— START —

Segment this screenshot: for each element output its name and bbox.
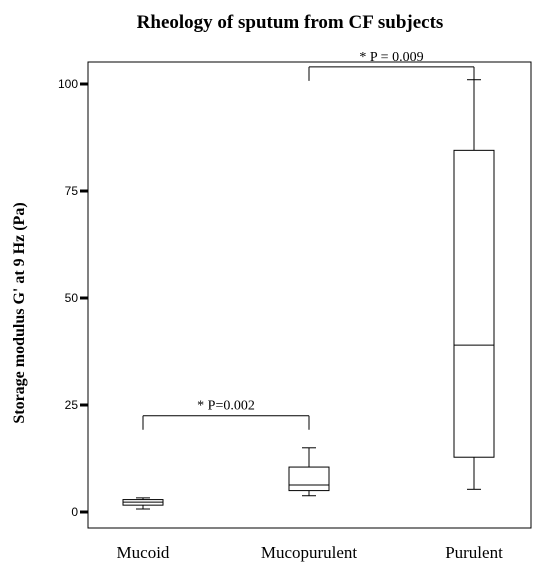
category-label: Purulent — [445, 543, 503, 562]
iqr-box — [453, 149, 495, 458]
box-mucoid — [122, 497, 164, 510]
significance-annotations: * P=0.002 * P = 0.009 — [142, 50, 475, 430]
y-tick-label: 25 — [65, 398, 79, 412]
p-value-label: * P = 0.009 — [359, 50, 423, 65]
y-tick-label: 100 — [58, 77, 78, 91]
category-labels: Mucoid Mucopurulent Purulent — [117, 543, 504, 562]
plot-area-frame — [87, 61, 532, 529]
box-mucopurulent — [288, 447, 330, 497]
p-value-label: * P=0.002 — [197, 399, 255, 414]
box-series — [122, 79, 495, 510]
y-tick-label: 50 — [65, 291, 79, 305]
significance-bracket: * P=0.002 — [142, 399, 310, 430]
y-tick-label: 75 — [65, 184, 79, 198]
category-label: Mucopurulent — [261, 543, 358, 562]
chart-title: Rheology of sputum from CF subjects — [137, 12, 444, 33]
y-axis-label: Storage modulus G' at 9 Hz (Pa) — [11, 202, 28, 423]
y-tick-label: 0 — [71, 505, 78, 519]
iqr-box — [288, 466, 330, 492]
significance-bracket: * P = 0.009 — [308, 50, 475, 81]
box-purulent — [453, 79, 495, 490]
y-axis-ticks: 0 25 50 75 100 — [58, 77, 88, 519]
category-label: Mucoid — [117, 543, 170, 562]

— END —
— START —

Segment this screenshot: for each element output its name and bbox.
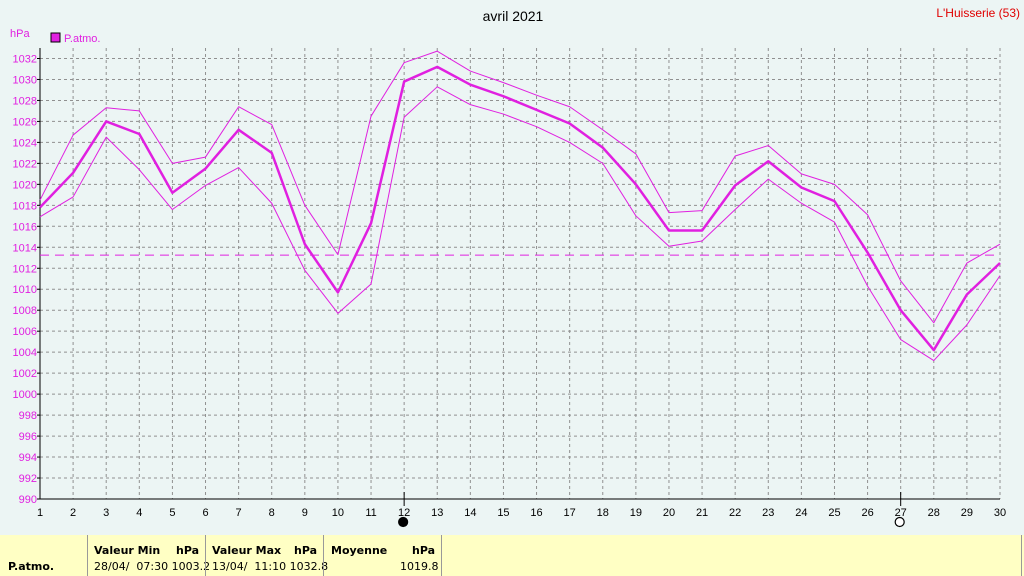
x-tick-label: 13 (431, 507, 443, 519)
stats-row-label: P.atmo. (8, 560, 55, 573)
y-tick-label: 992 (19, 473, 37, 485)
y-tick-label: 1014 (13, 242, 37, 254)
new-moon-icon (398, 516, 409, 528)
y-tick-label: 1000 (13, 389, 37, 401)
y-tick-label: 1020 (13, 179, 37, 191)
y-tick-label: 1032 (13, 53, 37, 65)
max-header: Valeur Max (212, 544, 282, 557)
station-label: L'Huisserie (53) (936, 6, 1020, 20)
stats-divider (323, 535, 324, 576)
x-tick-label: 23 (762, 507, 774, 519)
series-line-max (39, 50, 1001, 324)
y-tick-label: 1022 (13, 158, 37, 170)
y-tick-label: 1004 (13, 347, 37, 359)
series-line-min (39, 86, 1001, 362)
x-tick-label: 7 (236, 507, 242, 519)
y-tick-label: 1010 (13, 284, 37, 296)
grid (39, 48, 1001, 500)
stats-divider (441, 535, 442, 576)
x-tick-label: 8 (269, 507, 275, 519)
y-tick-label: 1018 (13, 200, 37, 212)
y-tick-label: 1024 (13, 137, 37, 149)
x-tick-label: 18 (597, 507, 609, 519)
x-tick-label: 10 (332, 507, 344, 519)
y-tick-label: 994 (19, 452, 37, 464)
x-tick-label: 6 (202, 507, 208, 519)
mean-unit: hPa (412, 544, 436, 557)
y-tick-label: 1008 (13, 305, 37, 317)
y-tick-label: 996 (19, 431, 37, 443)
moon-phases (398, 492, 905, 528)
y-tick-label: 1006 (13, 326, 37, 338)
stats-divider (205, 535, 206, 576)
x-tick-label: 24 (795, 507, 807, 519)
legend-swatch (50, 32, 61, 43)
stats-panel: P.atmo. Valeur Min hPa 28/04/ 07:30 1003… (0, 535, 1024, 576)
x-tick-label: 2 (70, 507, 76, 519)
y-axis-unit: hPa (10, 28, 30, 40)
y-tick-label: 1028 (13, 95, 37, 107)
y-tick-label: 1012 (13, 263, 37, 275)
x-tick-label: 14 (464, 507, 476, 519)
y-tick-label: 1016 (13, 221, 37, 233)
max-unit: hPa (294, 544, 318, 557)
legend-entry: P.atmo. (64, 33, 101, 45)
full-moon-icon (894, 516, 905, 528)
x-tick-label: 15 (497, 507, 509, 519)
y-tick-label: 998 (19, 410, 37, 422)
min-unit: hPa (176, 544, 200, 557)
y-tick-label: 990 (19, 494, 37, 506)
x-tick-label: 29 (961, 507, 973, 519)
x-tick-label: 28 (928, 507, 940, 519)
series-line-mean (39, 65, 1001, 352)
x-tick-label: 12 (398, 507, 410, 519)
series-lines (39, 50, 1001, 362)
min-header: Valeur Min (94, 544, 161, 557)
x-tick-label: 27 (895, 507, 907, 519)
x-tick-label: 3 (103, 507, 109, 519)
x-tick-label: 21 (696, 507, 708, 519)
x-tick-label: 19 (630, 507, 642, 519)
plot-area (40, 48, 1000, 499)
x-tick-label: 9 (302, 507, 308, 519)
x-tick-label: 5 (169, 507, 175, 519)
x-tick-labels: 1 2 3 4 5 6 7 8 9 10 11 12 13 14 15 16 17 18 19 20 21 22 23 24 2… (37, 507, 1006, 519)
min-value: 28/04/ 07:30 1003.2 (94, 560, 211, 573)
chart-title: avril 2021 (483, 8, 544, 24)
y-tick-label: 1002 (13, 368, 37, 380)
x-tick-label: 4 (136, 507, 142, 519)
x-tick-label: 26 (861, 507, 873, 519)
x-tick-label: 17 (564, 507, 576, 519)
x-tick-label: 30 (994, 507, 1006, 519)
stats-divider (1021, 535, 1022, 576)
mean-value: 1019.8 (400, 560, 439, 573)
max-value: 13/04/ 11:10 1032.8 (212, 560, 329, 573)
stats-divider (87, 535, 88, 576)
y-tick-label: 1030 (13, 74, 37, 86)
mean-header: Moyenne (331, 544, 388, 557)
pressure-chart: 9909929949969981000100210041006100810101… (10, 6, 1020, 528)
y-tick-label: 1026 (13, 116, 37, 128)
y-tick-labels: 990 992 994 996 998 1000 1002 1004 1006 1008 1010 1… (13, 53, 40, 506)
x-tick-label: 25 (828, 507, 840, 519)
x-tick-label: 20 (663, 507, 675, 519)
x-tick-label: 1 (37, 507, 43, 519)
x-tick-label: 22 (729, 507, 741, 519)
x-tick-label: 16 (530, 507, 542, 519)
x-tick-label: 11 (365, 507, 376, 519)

— END —

In the records above, switch "sputum" to "mucus" in everything from the line containing "category-label: Purulent —" down to the line containing "y-axis-ticks: 0 25". Return only those lines, with all else unchanged.

## SOLUTION TO THIS EXERCISE
category-label: Purulent — [445, 543, 503, 562]
iqr-box — [453, 149, 495, 458]
box-mucoid — [122, 497, 164, 510]
significance-annotations: * P=0.002 * P = 0.009 — [142, 50, 475, 430]
y-tick-label: 25 — [65, 398, 79, 412]
p-value-label: * P = 0.009 — [359, 50, 423, 65]
y-tick-label: 100 — [58, 77, 78, 91]
category-labels: Mucoid Mucopurulent Purulent — [117, 543, 504, 562]
plot-area-frame — [87, 61, 532, 529]
box-mucopurulent — [288, 447, 330, 497]
p-value-label: * P=0.002 — [197, 399, 255, 414]
box-series — [122, 79, 495, 510]
y-tick-label: 50 — [65, 291, 79, 305]
significance-bracket: * P=0.002 — [142, 399, 310, 430]
y-tick-label: 75 — [65, 184, 79, 198]
category-label: Mucopurulent — [261, 543, 358, 562]
chart-title: Rheology of mucus from CF subjects — [137, 12, 444, 33]
y-axis-label: Storage modulus G' at 9 Hz (Pa) — [11, 202, 28, 423]
y-tick-label: 0 — [71, 505, 78, 519]
iqr-box — [288, 466, 330, 492]
significance-bracket: * P = 0.009 — [308, 50, 475, 81]
box-purulent — [453, 79, 495, 490]
y-axis-ticks: 0 25 50 75 100 — [58, 77, 88, 519]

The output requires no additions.